++++ Extracted material

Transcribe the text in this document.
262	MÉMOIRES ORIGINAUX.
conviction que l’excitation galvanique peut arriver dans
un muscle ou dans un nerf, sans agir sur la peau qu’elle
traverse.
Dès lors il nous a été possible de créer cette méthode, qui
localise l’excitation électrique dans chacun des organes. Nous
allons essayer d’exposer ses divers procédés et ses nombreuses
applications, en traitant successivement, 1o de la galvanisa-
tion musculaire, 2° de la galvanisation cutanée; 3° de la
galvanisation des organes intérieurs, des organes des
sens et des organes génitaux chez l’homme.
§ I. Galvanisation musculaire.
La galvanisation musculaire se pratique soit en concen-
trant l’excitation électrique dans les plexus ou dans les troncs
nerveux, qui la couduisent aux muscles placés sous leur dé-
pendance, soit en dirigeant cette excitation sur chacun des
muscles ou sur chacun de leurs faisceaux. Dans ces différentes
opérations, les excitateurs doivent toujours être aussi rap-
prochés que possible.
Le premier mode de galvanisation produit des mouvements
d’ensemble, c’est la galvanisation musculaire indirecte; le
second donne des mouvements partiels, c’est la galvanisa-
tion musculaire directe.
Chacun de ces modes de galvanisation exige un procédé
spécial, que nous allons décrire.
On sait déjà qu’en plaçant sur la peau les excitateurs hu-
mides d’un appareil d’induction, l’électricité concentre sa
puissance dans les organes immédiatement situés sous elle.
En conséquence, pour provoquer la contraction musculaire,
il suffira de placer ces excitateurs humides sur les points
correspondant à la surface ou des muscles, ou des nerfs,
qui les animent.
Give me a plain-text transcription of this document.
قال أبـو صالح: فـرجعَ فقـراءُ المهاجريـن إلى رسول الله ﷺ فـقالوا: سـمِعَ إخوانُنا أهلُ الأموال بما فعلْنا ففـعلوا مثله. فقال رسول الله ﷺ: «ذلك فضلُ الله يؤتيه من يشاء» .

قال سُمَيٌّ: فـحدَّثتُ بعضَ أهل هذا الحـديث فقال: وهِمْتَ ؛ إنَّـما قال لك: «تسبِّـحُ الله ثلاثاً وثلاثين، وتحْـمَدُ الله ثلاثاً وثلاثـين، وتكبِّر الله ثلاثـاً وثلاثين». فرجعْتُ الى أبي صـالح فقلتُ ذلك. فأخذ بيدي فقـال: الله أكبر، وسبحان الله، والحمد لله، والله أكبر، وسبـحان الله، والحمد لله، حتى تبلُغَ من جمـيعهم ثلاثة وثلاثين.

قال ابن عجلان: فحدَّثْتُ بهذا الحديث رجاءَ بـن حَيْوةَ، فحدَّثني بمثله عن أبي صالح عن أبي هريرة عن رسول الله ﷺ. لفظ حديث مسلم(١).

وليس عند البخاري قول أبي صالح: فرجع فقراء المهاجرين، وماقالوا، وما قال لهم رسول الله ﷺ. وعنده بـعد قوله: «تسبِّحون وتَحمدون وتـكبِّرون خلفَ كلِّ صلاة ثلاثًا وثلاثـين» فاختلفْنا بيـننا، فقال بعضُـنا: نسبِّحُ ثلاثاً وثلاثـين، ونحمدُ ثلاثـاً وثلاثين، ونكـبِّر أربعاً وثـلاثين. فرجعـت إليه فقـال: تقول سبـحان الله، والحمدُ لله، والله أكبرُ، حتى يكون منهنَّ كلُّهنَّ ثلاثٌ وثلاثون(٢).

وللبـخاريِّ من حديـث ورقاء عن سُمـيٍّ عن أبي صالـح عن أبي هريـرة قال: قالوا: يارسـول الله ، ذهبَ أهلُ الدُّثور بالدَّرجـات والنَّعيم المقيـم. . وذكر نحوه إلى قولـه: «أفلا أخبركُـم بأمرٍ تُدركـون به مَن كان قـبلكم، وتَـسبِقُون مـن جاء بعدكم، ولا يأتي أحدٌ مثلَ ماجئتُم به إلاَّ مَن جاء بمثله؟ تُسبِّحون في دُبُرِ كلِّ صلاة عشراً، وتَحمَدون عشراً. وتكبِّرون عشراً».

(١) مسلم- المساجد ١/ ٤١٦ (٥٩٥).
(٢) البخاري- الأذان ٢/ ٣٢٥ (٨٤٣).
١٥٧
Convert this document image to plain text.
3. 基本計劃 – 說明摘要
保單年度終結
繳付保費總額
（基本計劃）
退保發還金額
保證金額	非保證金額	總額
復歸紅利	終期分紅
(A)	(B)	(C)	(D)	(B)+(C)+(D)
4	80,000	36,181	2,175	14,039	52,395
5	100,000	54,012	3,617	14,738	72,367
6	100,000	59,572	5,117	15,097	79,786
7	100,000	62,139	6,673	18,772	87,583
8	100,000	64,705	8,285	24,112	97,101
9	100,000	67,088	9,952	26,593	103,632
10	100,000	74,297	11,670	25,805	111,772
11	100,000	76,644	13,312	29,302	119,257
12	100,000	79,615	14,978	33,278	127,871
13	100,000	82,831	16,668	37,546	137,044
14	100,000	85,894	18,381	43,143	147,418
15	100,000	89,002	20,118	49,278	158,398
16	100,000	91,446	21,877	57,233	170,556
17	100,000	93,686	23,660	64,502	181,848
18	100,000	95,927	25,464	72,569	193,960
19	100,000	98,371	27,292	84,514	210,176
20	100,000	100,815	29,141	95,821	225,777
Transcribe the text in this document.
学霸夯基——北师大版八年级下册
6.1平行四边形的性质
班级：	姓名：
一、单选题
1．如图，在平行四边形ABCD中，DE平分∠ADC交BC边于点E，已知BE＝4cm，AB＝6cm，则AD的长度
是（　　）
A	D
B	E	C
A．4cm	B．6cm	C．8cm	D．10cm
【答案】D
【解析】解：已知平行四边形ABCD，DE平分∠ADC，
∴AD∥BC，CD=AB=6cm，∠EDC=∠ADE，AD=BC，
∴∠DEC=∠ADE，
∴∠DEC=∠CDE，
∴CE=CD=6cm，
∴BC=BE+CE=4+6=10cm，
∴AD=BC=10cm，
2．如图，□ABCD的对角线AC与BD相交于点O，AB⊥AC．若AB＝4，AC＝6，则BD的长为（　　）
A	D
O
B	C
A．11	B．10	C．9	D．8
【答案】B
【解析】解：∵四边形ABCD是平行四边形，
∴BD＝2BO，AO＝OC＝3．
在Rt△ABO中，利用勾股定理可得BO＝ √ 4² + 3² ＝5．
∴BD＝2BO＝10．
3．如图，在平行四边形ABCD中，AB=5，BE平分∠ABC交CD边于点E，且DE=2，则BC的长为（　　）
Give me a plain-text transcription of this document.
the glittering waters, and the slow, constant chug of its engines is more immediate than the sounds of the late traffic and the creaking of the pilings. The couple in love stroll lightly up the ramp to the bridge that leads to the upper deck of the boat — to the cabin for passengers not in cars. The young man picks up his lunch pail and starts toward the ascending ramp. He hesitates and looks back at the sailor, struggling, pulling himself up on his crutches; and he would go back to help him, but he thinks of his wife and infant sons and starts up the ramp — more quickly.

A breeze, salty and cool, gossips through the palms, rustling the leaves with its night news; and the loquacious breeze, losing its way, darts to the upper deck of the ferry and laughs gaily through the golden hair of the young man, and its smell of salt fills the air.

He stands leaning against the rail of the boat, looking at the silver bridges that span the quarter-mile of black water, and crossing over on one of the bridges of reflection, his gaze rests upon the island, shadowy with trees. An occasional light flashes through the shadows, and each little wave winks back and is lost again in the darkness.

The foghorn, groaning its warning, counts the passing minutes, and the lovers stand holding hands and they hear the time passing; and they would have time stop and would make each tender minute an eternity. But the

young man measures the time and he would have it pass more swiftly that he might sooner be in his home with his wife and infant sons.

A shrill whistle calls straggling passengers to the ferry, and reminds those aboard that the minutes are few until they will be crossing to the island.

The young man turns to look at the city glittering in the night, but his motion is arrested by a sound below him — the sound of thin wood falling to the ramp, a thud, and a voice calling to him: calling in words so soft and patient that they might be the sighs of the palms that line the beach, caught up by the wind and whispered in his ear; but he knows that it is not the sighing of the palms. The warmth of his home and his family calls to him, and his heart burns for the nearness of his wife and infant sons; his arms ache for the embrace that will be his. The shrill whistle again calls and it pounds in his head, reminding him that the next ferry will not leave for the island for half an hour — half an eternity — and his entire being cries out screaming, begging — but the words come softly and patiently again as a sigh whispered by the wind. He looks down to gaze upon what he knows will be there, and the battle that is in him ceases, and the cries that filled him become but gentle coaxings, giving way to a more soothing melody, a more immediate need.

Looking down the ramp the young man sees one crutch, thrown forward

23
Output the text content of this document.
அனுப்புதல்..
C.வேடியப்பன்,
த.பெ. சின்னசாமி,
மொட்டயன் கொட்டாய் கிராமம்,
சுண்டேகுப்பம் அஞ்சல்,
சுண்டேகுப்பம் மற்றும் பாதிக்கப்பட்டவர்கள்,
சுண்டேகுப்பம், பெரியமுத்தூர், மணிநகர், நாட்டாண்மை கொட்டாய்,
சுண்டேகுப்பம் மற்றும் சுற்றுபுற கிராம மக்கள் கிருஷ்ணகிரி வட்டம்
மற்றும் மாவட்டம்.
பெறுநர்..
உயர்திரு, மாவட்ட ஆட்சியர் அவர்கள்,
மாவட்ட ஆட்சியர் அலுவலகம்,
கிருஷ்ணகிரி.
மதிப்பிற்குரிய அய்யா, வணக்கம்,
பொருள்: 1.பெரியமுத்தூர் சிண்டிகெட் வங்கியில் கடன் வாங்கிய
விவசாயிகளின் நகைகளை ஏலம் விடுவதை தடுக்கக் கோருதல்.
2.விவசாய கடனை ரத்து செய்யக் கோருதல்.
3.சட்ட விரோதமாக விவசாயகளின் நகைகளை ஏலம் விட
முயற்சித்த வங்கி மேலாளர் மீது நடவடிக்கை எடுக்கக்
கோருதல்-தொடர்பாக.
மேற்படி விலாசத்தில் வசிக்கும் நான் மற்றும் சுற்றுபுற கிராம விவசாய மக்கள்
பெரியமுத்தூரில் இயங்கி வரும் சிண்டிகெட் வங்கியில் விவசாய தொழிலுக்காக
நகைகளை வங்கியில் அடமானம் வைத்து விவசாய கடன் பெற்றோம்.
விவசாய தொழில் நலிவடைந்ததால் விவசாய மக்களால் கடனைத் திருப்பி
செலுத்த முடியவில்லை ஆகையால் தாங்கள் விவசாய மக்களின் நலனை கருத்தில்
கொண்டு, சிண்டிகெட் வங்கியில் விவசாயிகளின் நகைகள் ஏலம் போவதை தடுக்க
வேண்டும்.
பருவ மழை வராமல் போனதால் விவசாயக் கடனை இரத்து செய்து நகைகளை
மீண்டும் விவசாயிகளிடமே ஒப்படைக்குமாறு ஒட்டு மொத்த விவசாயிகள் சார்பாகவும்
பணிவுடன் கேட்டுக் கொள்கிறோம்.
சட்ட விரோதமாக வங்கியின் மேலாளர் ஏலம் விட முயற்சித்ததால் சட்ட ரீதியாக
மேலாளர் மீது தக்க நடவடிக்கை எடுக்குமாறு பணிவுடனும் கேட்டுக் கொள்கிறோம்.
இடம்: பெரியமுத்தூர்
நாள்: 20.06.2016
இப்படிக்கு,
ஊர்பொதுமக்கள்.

++++++++

* **Goal**
How many lines in the records above contain the word "وثلاثين"? Reply with the number alone.

* **Answer to this task**
2